• **WRITTEN INSTRUCTION**:
Reproduce the listing word for word. Skip any image.

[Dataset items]
####################
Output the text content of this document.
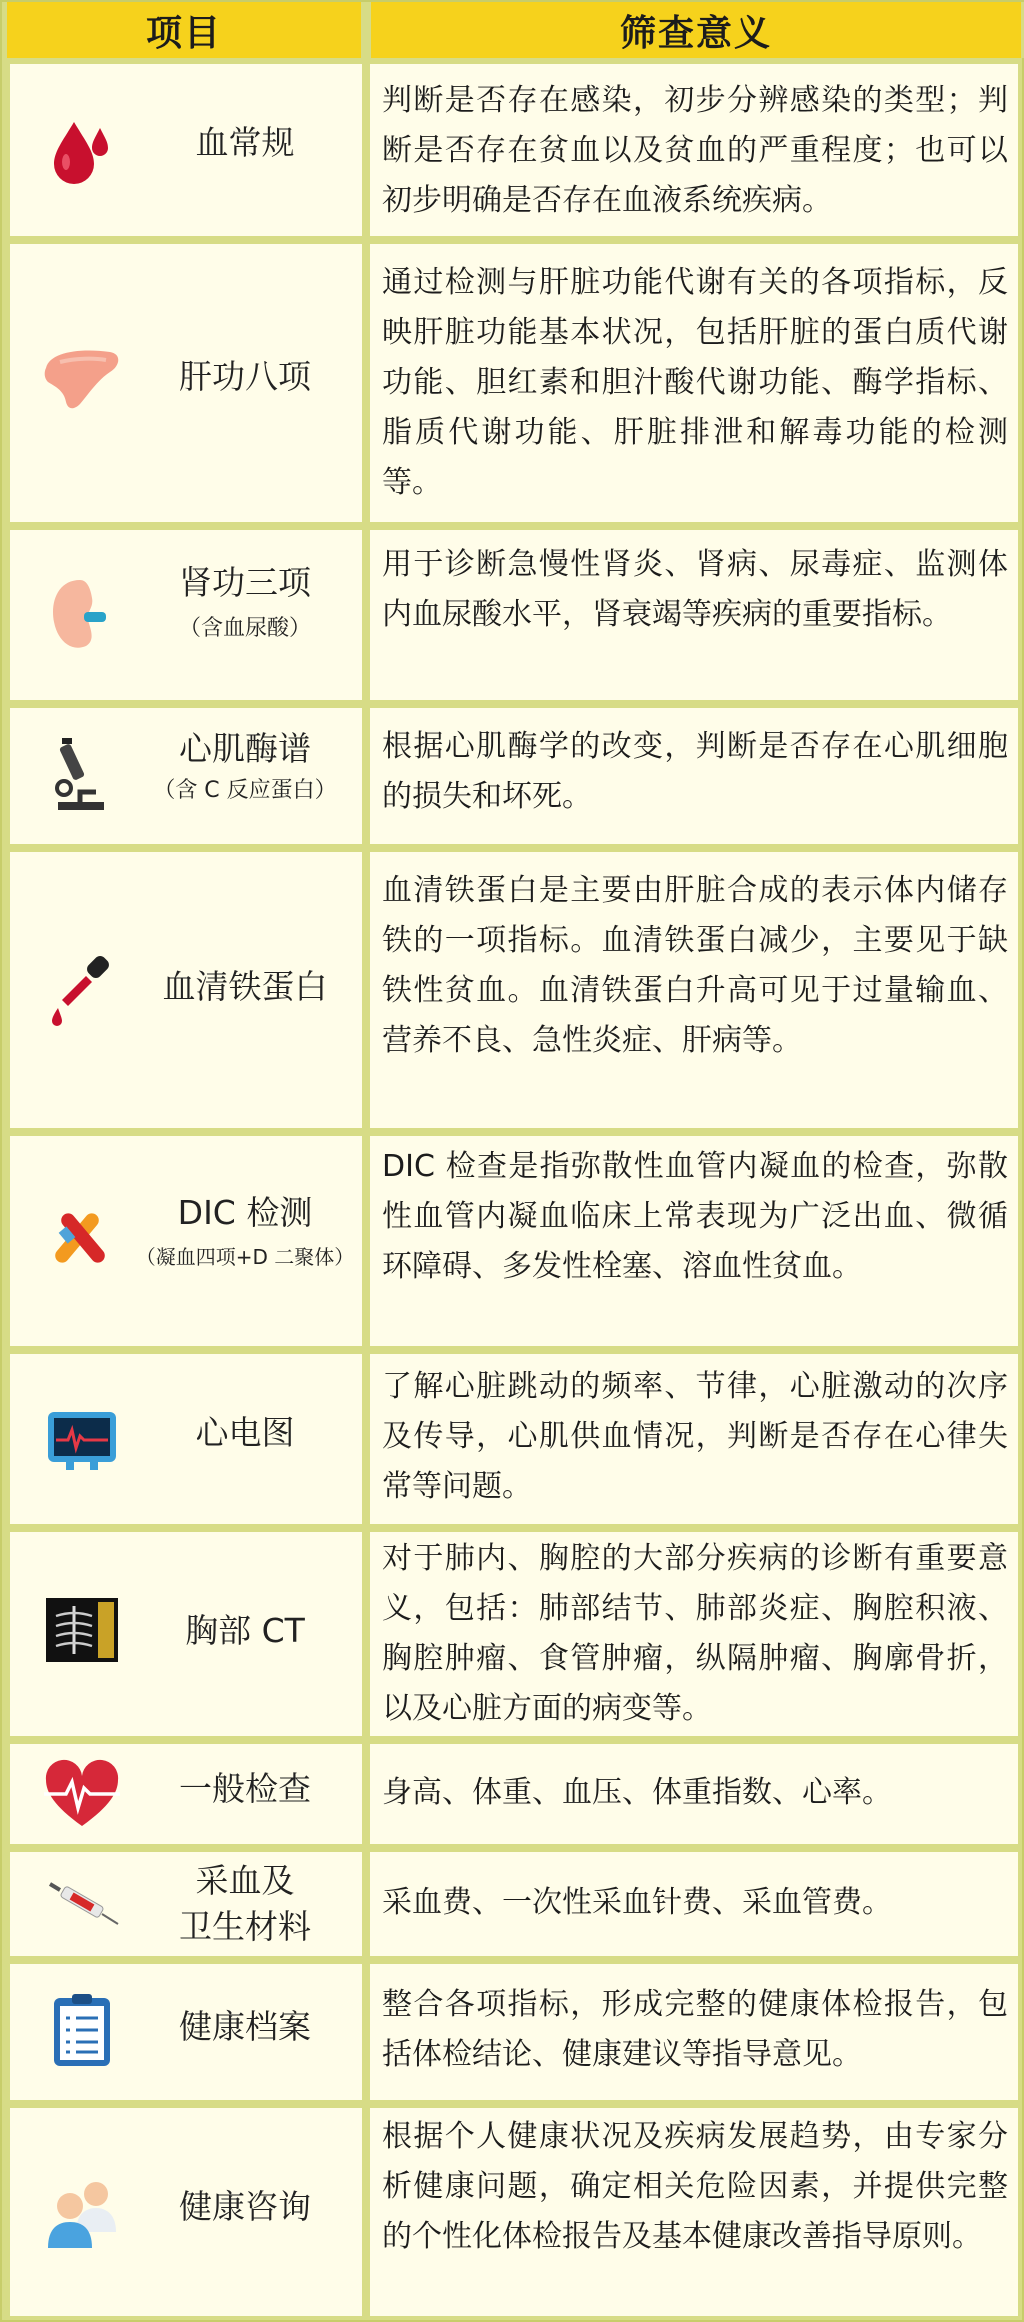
项目	筛查意义
血常规
判断是否存在感染，初步分辨感染的类型；判断是否存在贫血以及贫血的严重程度；也可以初步明确是否存在血液系统疾病。
肝功八项
通过检测与肝脏功能代谢有关的各项指标，反映肝脏功能基本状况，包括肝脏的蛋白质代谢功能、胆红素和胆汁酸代谢功能、酶学指标、脂质代谢功能、肝脏排泄和解毒功能的检测等。
肾功三项
（含血尿酸）
用于诊断急慢性肾炎、肾病、尿毒症、监测体内血尿酸水平，肾衰竭等疾病的重要指标。
心肌酶谱
（含 C 反应蛋白）
根据心肌酶学的改变，判断是否存在心肌细胞的损失和坏死。
血清铁蛋白
血清铁蛋白是主要由肝脏合成的表示体内储存铁的一项指标。血清铁蛋白减少，主要见于缺铁性贫血。血清铁蛋白升高可见于过量输血、营养不良、急性炎症、肝病等。
DIC 检测
（凝血四项+D 二聚体）
DIC 检查是指弥散性血管内凝血的检查，弥散性血管内凝血临床上常表现为广泛出血、微循环障碍、多发性栓塞、溶血性贫血。
心电图
了解心脏跳动的频率、节律，心脏激动的次序及传导，心肌供血情况，判断是否存在心律失常等问题。
胸部 CT
对于肺内、胸腔的大部分疾病的诊断有重要意义，包括：肺部结节、肺部炎症、胸腔积液、胸腔肿瘤、食管肿瘤，纵隔肿瘤、胸廓骨折，以及心脏方面的病变等。
一般检查	身高、体重、血压、体重指数、心率。
采血及
卫生材料
采血费、一次性采血针费、采血管费。
健康档案
整合各项指标，形成完整的健康体检报告，包括体检结论、健康建议等指导意见。
健康咨询
根据个人健康状况及疾病发展趋势，由专家分析健康问题，确定相关危险因素，并提供完整的个性化体检报告及基本健康改善指导原则。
####################
• **RESULT FOR THIS EXERCISE**:
Output the text content of this document.
项目	筛查意义
血常规
判断是否存在感染，初步分辨感染的类型；判断是否存在贫血以及贫血的严重程度；也可以初步明确是否存在血液系统疾病。
肝功八项
通过检测与肝脏功能代谢有关的各项指标，反映肝脏功能基本状况，包括肝脏的蛋白质代谢功能、胆红素和胆汁酸代谢功能、酶学指标、脂质代谢功能、肝脏排泄和解毒功能的检测等。
肾功三项
（含血尿酸）
用于诊断急慢性肾炎、肾病、尿毒症、监测体内血尿酸水平，肾衰竭等疾病的重要指标。
心肌酶谱
（含 C 反应蛋白）
根据心肌酶学的改变，判断是否存在心肌细胞的损失和坏死。
血清铁蛋白
血清铁蛋白是主要由肝脏合成的表示体内储存铁的一项指标。血清铁蛋白减少，主要见于缺铁性贫血。血清铁蛋白升高可见于过量输血、营养不良、急性炎症、肝病等。
DIC 检测
（凝血四项+D 二聚体）
DIC 检查是指弥散性血管内凝血的检查，弥散性血管内凝血临床上常表现为广泛出血、微循环障碍、多发性栓塞、溶血性贫血。
心电图
了解心脏跳动的频率、节律，心脏激动的次序及传导，心肌供血情况，判断是否存在心律失常等问题。
胸部 CT
对于肺内、胸腔的大部分疾病的诊断有重要意义，包括：肺部结节、肺部炎症、胸腔积液、胸腔肿瘤、食管肿瘤，纵隔肿瘤、胸廓骨折，以及心脏方面的病变等。
一般检查	身高、体重、血压、体重指数、心率。
采血及
卫生材料
采血费、一次性采血针费、采血管费。
健康档案
整合各项指标，形成完整的健康体检报告，包括体检结论、健康建议等指导意见。
健康咨询
根据个人健康状况及疾病发展趋势，由专家分析健康问题，确定相关危险因素，并提供完整的个性化体检报告及基本健康改善指导原则。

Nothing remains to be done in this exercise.